DIRECTIONS:
Go through the records underneath and write each one out again exactly.
━━━ ENTRIES SUPPLIED
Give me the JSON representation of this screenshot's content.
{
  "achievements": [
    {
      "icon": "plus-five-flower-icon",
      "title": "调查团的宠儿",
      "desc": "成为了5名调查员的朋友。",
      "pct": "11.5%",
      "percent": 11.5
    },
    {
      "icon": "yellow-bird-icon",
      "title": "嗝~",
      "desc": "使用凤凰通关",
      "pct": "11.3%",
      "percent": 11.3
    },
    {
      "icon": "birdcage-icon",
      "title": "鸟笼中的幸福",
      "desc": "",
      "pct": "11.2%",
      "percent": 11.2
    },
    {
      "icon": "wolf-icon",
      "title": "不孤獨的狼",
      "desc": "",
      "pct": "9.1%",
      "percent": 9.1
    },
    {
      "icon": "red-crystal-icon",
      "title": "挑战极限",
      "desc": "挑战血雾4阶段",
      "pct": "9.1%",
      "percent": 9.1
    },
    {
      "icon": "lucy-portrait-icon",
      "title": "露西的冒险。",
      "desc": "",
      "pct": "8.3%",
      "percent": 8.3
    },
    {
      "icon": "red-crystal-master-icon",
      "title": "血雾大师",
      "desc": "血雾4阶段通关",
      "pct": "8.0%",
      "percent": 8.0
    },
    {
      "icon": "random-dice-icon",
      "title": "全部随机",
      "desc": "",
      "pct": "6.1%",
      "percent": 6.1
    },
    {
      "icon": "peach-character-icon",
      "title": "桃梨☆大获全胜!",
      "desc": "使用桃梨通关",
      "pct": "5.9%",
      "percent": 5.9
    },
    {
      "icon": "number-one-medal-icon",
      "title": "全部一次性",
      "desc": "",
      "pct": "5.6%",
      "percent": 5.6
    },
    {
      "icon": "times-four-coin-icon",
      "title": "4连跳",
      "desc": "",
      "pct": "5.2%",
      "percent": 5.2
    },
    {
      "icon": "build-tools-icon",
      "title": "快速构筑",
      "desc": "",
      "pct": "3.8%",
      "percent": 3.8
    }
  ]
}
━━━━━━
ANSWER IN FULL:
Give me the JSON representation of this screenshot's content.
{
  "achievements": [
    {
      "icon": "plus-five-flower-icon",
      "title": "调查团的宠儿",
      "desc": "成为了5名调查员的朋友。",
      "pct": "11.5%",
      "percent": 11.5
    },
    {
      "icon": "yellow-bird-icon",
      "title": "嗝~",
      "desc": "使用凤凰通关",
      "pct": "11.3%",
      "percent": 11.3
    },
    {
      "icon": "birdcage-icon",
      "title": "鸟笼中的幸福",
      "desc": "",
      "pct": "11.2%",
      "percent": 11.2
    },
    {
      "icon": "wolf-icon",
      "title": "不孤獨的狼",
      "desc": "",
      "pct": "9.1%",
      "percent": 9.1
    },
    {
      "icon": "red-crystal-icon",
      "title": "挑战极限",
      "desc": "挑战血雾4阶段",
      "pct": "9.1%",
      "percent": 9.1
    },
    {
      "icon": "lucy-portrait-icon",
      "title": "露西的冒险。",
      "desc": "",
      "pct": "8.3%",
      "percent": 8.3
    },
    {
      "icon": "red-crystal-master-icon",
      "title": "血雾大师",
      "desc": "血雾4阶段通关",
      "pct": "8.0%",
      "percent": 8.0
    },
    {
      "icon": "random-dice-icon",
      "title": "全部随机",
      "desc": "",
      "pct": "6.1%",
      "percent": 6.1
    },
    {
      "icon": "peach-character-icon",
      "title": "桃梨☆大获全胜!",
      "desc": "使用桃梨通关",
      "pct": "5.9%",
      "percent": 5.9
    },
    {
      "icon": "number-one-medal-icon",
      "title": "全部一次性",
      "desc": "",
      "pct": "5.6%",
      "percent": 5.6
    },
    {
      "icon": "times-four-coin-icon",
      "title": "4连跳",
      "desc": "",
      "pct": "5.2%",
      "percent": 5.2
    },
    {
      "icon": "build-tools-icon",
      "title": "快速构筑",
      "desc": "",
      "pct": "3.8%",
      "percent": 3.8
    }
  ]
}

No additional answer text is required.